Exercise objective:
Quote the records that follow in full, leaving the pictures out.

Extracted records:
------------------------------------------------------------------------
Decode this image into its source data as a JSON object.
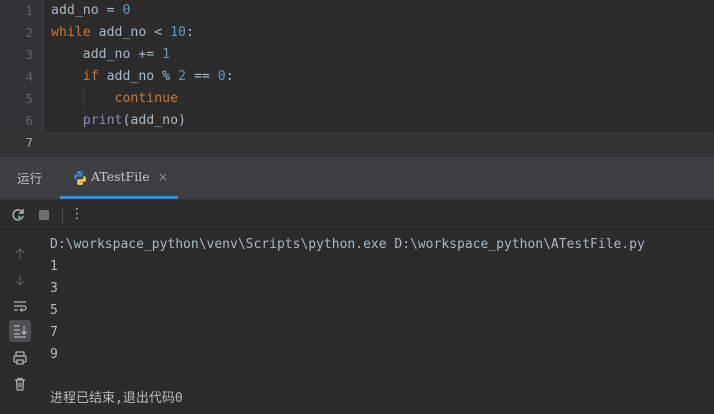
{
  "editor": {
    "line_numbers": [
      "1",
      "2",
      "3",
      "4",
      "5",
      "6",
      "7"
    ],
    "lines": [
      [
        {
          "t": "add_no",
          "c": "var"
        },
        {
          "t": " = ",
          "c": "var"
        },
        {
          "t": "0",
          "c": "num"
        }
      ],
      [
        {
          "t": "while",
          "c": "kw"
        },
        {
          "t": " add_no < ",
          "c": "var"
        },
        {
          "t": "10",
          "c": "num"
        },
        {
          "t": ":",
          "c": "var"
        }
      ],
      [
        {
          "t": "    add_no += ",
          "c": "var"
        },
        {
          "t": "1",
          "c": "num"
        }
      ],
      [
        {
          "t": "    ",
          "c": "var"
        },
        {
          "t": "if",
          "c": "kw"
        },
        {
          "t": " add_no % ",
          "c": "var"
        },
        {
          "t": "2",
          "c": "num"
        },
        {
          "t": " == ",
          "c": "var"
        },
        {
          "t": "0",
          "c": "num"
        },
        {
          "t": ":",
          "c": "var"
        }
      ],
      [
        {
          "t": "        ",
          "c": "var"
        },
        {
          "t": "continue",
          "c": "kw"
        }
      ],
      [
        {
          "t": "    ",
          "c": "var"
        },
        {
          "t": "print",
          "c": "fn"
        },
        {
          "t": "(add_no)",
          "c": "var"
        }
      ],
      []
    ],
    "current_line": 7
  },
  "run_panel": {
    "label": "运行",
    "tab_label": "ATestFile",
    "tab_close": "×",
    "tab_icon": "python-icon"
  },
  "toolbar": {
    "rerun_icon": "rerun-icon",
    "stop_icon": "stop-icon",
    "more_label": "⋮"
  },
  "console": {
    "command": "D:\\workspace_python\\venv\\Scripts\\python.exe D:\\workspace_python\\ATestFile.py",
    "outputs": [
      "1",
      "3",
      "5",
      "7",
      "9"
    ],
    "exit_message": "进程已结束,退出代码0"
  },
  "colors": {
    "keyword": "#cc7832",
    "number": "#6897bb",
    "builtin": "#8888c6",
    "tab_underline": "#4a88c7"
  }
}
------------------------------------------------------------------------
Written reply:
Decode this image into its source data as a JSON object.
{
  "editor": {
    "line_numbers": [
      "1",
      "2",
      "3",
      "4",
      "5",
      "6",
      "7"
    ],
    "lines": [
      [
        {
          "t": "add_no",
          "c": "var"
        },
        {
          "t": " = ",
          "c": "var"
        },
        {
          "t": "0",
          "c": "num"
        }
      ],
      [
        {
          "t": "while",
          "c": "kw"
        },
        {
          "t": " add_no < ",
          "c": "var"
        },
        {
          "t": "10",
          "c": "num"
        },
        {
          "t": ":",
          "c": "var"
        }
      ],
      [
        {
          "t": "    add_no += ",
          "c": "var"
        },
        {
          "t": "1",
          "c": "num"
        }
      ],
      [
        {
          "t": "    ",
          "c": "var"
        },
        {
          "t": "if",
          "c": "kw"
        },
        {
          "t": " add_no % ",
          "c": "var"
        },
        {
          "t": "2",
          "c": "num"
        },
        {
          "t": " == ",
          "c": "var"
        },
        {
          "t": "0",
          "c": "num"
        },
        {
          "t": ":",
          "c": "var"
        }
      ],
      [
        {
          "t": "        ",
          "c": "var"
        },
        {
          "t": "continue",
          "c": "kw"
        }
      ],
      [
        {
          "t": "    ",
          "c": "var"
        },
        {
          "t": "print",
          "c": "fn"
        },
        {
          "t": "(add_no)",
          "c": "var"
        }
      ],
      []
    ],
    "current_line": 7
  },
  "run_panel": {
    "label": "运行",
    "tab_label": "ATestFile",
    "tab_close": "×",
    "tab_icon": "python-icon"
  },
  "toolbar": {
    "rerun_icon": "rerun-icon",
    "stop_icon": "stop-icon",
    "more_label": "⋮"
  },
  "console": {
    "command": "D:\\workspace_python\\venv\\Scripts\\python.exe D:\\workspace_python\\ATestFile.py",
    "outputs": [
      "1",
      "3",
      "5",
      "7",
      "9"
    ],
    "exit_message": "进程已结束,退出代码0"
  },
  "colors": {
    "keyword": "#cc7832",
    "number": "#6897bb",
    "builtin": "#8888c6",
    "tab_underline": "#4a88c7"
  }
}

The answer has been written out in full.